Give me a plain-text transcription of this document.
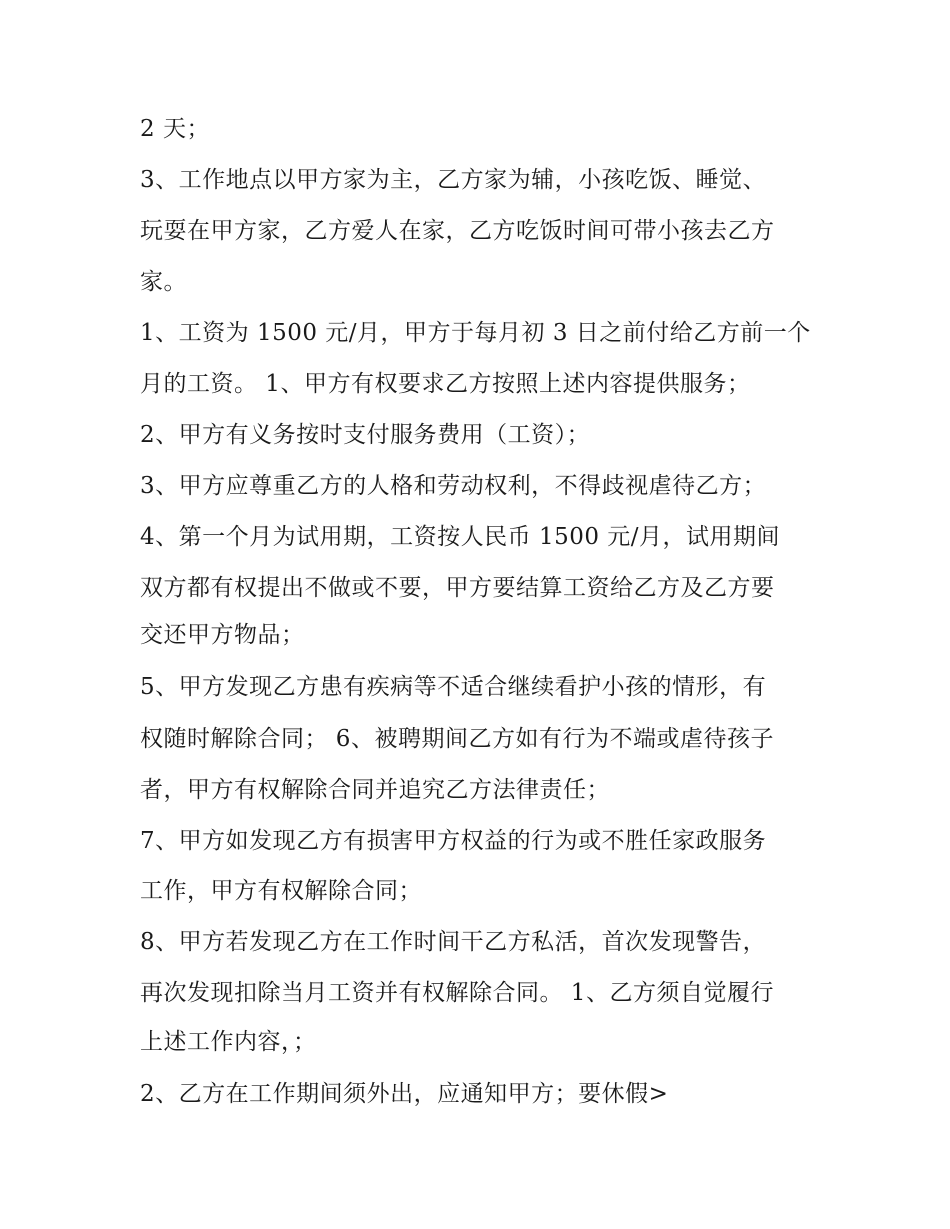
2 天；
3、工作地点以甲方家为主，乙方家为辅，小孩吃饭、睡觉、
玩耍在甲方家，乙方爱人在家，乙方吃饭时间可带小孩去乙方
家。
1、工资为 1500 元/月，甲方于每月初 3 日之前付给乙方前一个
月的工资。 1、甲方有权要求乙方按照上述内容提供服务；
2、甲方有义务按时支付服务费用（工资）；
3、甲方应尊重乙方的人格和劳动权利，不得歧视虐待乙方；
4、第一个月为试用期，工资按人民币 1500 元/月，试用期间
双方都有权提出不做或不要，甲方要结算工资给乙方及乙方要
交还甲方物品；
5、甲方发现乙方患有疾病等不适合继续看护小孩的情形，有
权随时解除合同； 6、被聘期间乙方如有行为不端或虐待孩子
者，甲方有权解除合同并追究乙方法律责任；
7、甲方如发现乙方有损害甲方权益的行为或不胜任家政服务
工作，甲方有权解除合同；
8、甲方若发现乙方在工作时间干乙方私活，首次发现警告，
再次发现扣除当月工资并有权解除合同。 1、乙方须自觉履行
上述工作内容，；
2、乙方在工作期间须外出，应通知甲方；要休假>
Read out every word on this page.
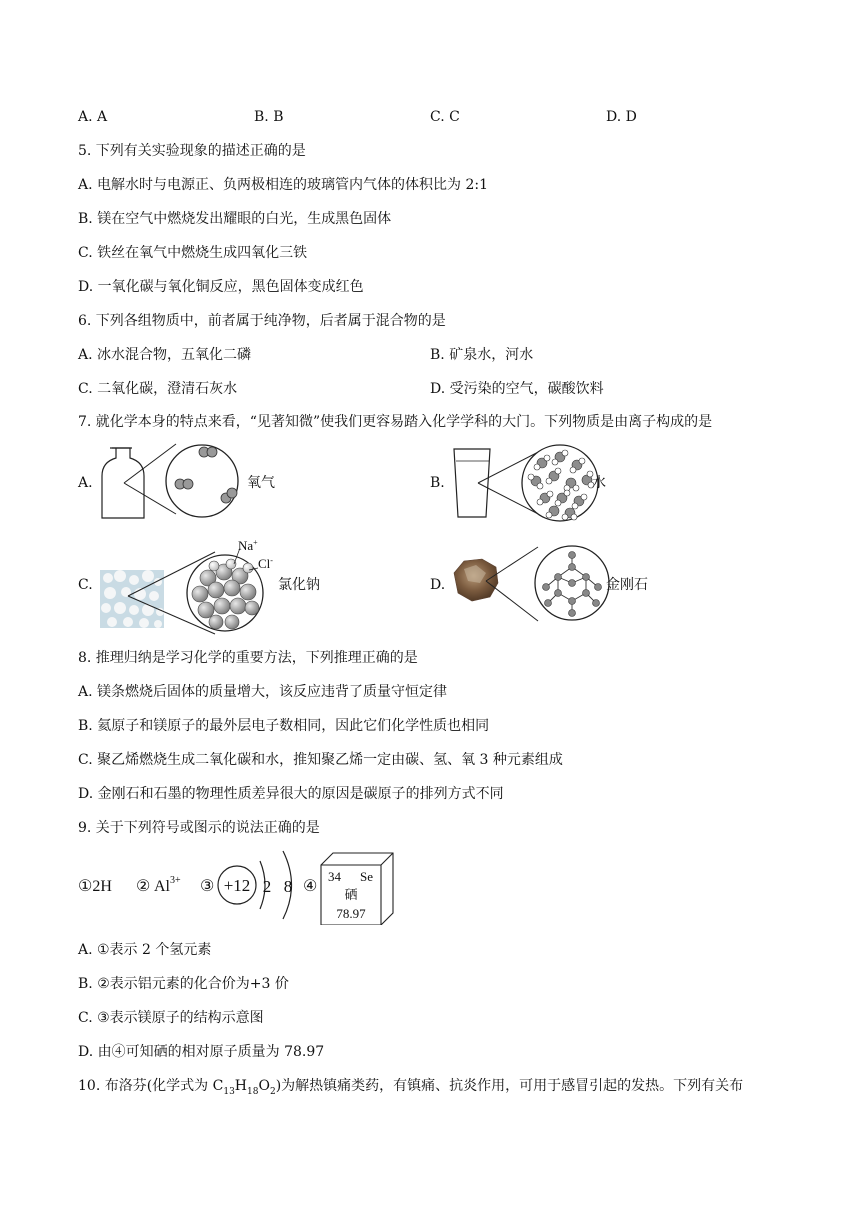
A. A	B. B	C. C	D. D
5. 下列有关实验现象的描述正确的是
A. 电解水时与电源正、负两极相连的玻璃管内气体的体积比为 2:1
B. 镁在空气中燃烧发出耀眼的白光，生成黑色固体
C. 铁丝在氧气中燃烧生成四氧化三铁
D. 一氧化碳与氧化铜反应，黑色固体变成红色
6. 下列各组物质中，前者属于纯净物，后者属于混合物的是
A. 冰水混合物，五氧化二磷	B. 矿泉水，河水
C. 二氧化碳，澄清石灰水	D. 受污染的空气，碳酸饮料
7. 就化学本身的特点来看，“见著知微”使我们更容易踏入化学学科的大门。下列物质是由离子构成的是
A.	氧气	B.	水
C.
Na+
Cl-
氯化钠	D.	金刚石
8. 推理归纳是学习化学的重要方法，下列推理正确的是
A. 镁条燃烧后固体的质量增大，该反应违背了质量守恒定律
B. 氦原子和镁原子的最外层电子数相同，因此它们化学性质也相同
C. 聚乙烯燃烧生成二氧化碳和水，推知聚乙烯一定由碳、氢、氧 3 种元素组成
D. 金刚石和石墨的物理性质差异很大的原因是碳原子的排列方式不同
9. 关于下列符号或图示的说法正确的是
①2H ② $Al^{3+}$ ③ +12 2 8 ④
34 Se
硒
78.97
A. ①表示 2 个氢元素
B. ②表示铝元素的化合价为+3 价
C. ③表示镁原子的结构示意图
D. 由④可知硒的相对原子质量为 78.97
10. 布洛芬(化学式为 $C_{13}H_{18}O_2$)为解热镇痛类药，有镇痛、抗炎作用，可用于感冒引起的发热。下列有关布
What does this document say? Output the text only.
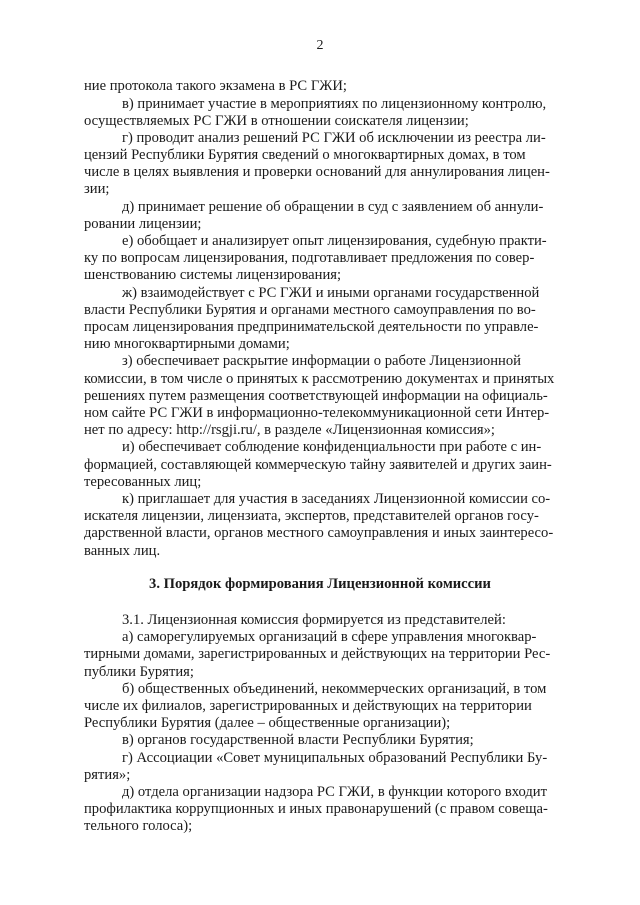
2
ние протокола такого экзамена в РС ГЖИ;
в) принимает участие в мероприятиях по лицензионному контролю,
осуществляемых РС ГЖИ в отношении соискателя лицензии;
г) проводит анализ решений РС ГЖИ об исключении из реестра ли-
цензий Республики Бурятия сведений о многоквартирных домах, в том
числе в целях выявления и проверки оснований для аннулирования лицен-
зии;
д) принимает решение об обращении в суд с заявлением об аннули-
ровании лицензии;
е) обобщает и анализирует опыт лицензирования, судебную практи-
ку по вопросам лицензирования, подготавливает предложения по совер-
шенствованию системы лицензирования;
ж) взаимодействует с РС ГЖИ и иными органами государственной
власти Республики Бурятия и органами местного самоуправления по во-
просам лицензирования предпринимательской деятельности по управле-
нию многоквартирными домами;
з) обеспечивает раскрытие информации о работе Лицензионной
комиссии, в том числе о принятых к рассмотрению документах и принятых
решениях путем размещения соответствующей информации на официаль-
ном сайте РС ГЖИ в информационно-телекоммуникационной сети Интер-
нет по адресу: http://rsgji.ru/, в разделе «Лицензионная комиссия»;
и) обеспечивает соблюдение конфиденциальности при работе с ин-
формацией, составляющей коммерческую тайну заявителей и других заин-
тересованных лиц;
к) приглашает для участия в заседаниях Лицензионной комиссии со-
искателя лицензии, лицензиата, экспертов, представителей органов госу-
дарственной власти, органов местного самоуправления и иных заинтересо-
ванных лиц.
3.1. Лицензионная комиссия формируется из представителей:
а) саморегулируемых организаций в сфере управления многоквар-
тирными домами, зарегистрированных и действующих на территории Рес-
публики Бурятия;
б) общественных объединений, некоммерческих организаций, в том
числе их филиалов, зарегистрированных и действующих на территории
Республики Бурятия (далее – общественные организации);
в) органов государственной власти Республики Бурятия;
г) Ассоциации «Совет муниципальных образований Республики Бу-
рятия»;
д) отдела организации надзора РС ГЖИ, в функции которого входит
профилактика коррупционных и иных правонарушений (с правом совеща-
тельного голоса);
3. Порядок формирования Лицензионной комиссии
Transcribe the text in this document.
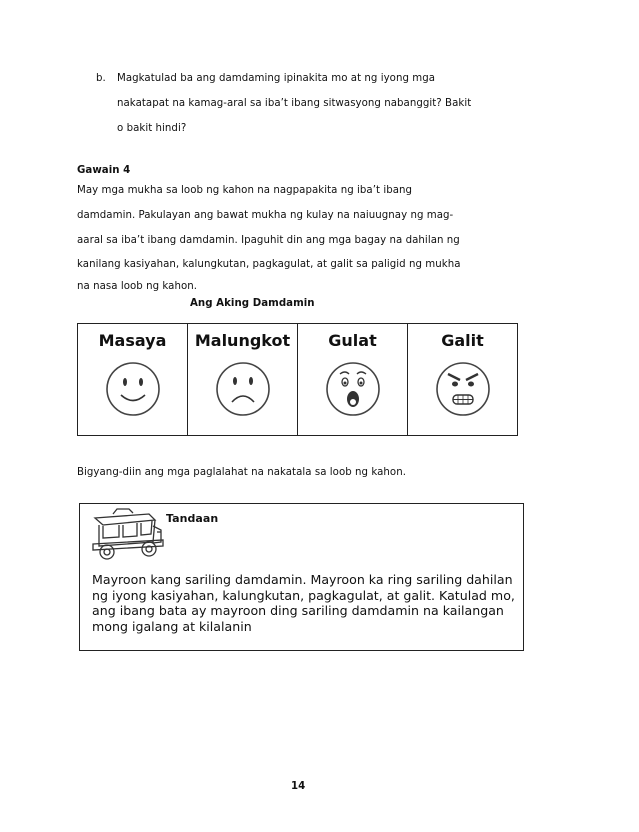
b. Magkatulad ba ang damdaming ipinakita mo at ng iyong mga
nakatapat na kamag-aral sa iba’t ibang sitwasyong nabanggit? Bakit
o bakit hindi?
Gawain 4
May mga mukha sa loob ng kahon na nagpapakita ng iba’t ibang
damdamin. Pakulayan ang bawat mukha ng kulay na naiuugnay ng mag-
aaral sa iba’t ibang damdamin. Ipaguhit din ang mga bagay na dahilan ng
kanilang kasiyahan, kalungkutan, pagkagulat, at galit sa paligid ng mukha
na nasa loob ng kahon.
Ang Aking Damdamin
Masaya	Malungkot	Gulat	Galit
Bigyang-diin ang mga paglalahat na nakatala sa loob ng kahon.
Tandaan
Mayroon kang sariling damdamin. Mayroon ka ring sariling dahilan
ng iyong kasiyahan, kalungkutan, pagkagulat, at galit. Katulad mo,
ang ibang bata ay mayroon ding sariling damdamin na kailangan
mong igalang at kilalanin
14
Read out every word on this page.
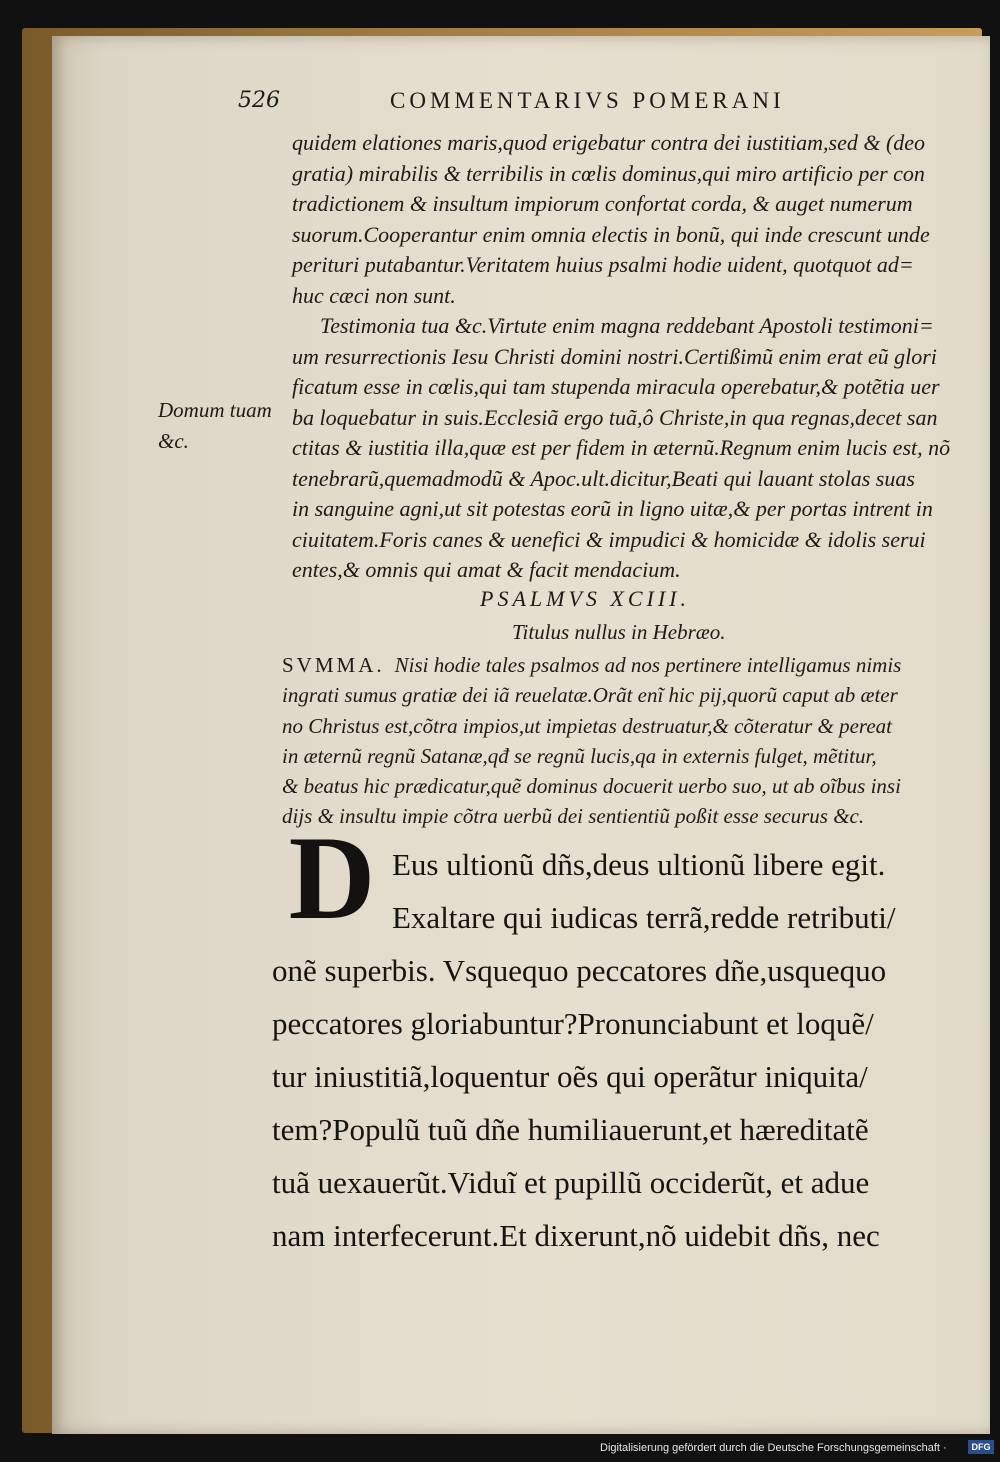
526	COMMENTARIVS POMERANI
quidem elationes maris,quod erigebatur contra dei iustitiam,sed & (deo
gratia) mirabilis & terribilis in cœlis dominus,qui miro artificio per con
tradictionem & insultum impiorum confortat corda, & auget numerum
suorum.Cooperantur enim omnia electis in bonũ, qui inde crescunt unde
perituri putabantur.Veritatem huius psalmi hodie uident, quotquot ad=
huc cæci non sunt.
Testimonia tua &c.Virtute enim magna reddebant Apostoli testimoni=
um resurrectionis Iesu Christi domini nostri.Certißimũ enim erat eũ glori
ficatum esse in cœlis,qui tam stupenda miracula operebatur,& potẽtia uer
ba loquebatur in suis.Ecclesiã ergo tuã,ô Christe,in qua regnas,decet san
ctitas & iustitia illa,quæ est per fidem in æternũ.Regnum enim lucis est, nõ
tenebrarũ,quemadmodũ & Apoc.ult.dicitur,Beati qui lauant stolas suas
in sanguine agni,ut sit potestas eorũ in ligno uitæ,& per portas intrent in
ciuitatem.Foris canes & uenefici & impudici & homicidæ & idolis serui
entes,& omnis qui amat & facit mendacium.
Domum tuam
&c.
PSALMVS XCIII.
Titulus nullus in Hebræo.
SVMMA. Nisi hodie tales psalmos ad nos pertinere intelligamus nimis
ingrati sumus gratiæ dei iã reuelatæ.Orãt enĩ hic pij,quorũ caput ab æter
no Christus est,cõtra impios,ut impietas destruatur,& cõteratur & pereat
in æternũ regnũ Satanæ,qđ se regnũ lucis,qa in externis fulget, mẽtitur,
& beatus hic prædicatur,quẽ dominus docuerit uerbo suo, ut ab oĩbus insi
dijs & insultu impie cõtra uerbũ dei sentientiũ poßit esse securus &c.
D Eus ultionũ dñs,deus ultionũ libere egit.
Exaltare qui iudicas terrã,redde retributi/
onẽ superbis. Vsquequo peccatores dñe,usquequo
peccatores gloriabuntur?Pronunciabunt et loquẽ/
tur iniustitiã,loquentur oẽs qui operãtur iniquita/
tem?Populũ tuũ dñe humiliauerunt,et hæreditatẽ
tuã uexauerũt.Viduĩ et pupillũ occiderũt, et adue
nam interfecerunt.Et dixerunt,nõ uidebit dñs, nec
Digitalisierung gefördert durch die Deutsche Forschungsgemeinschaft ·	DFG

PROBLEM DESCRIPTION: Lines holding the word "лицензирования" in the entries above are the ones to pull out. Copy them all.

THE REPLY:
е) обобщает и анализирует опыт лицензирования, судебную практи-
ку по вопросам лицензирования, подготавливает предложения по совер-
шенствованию системы лицензирования;
просам лицензирования предпринимательской деятельности по управле-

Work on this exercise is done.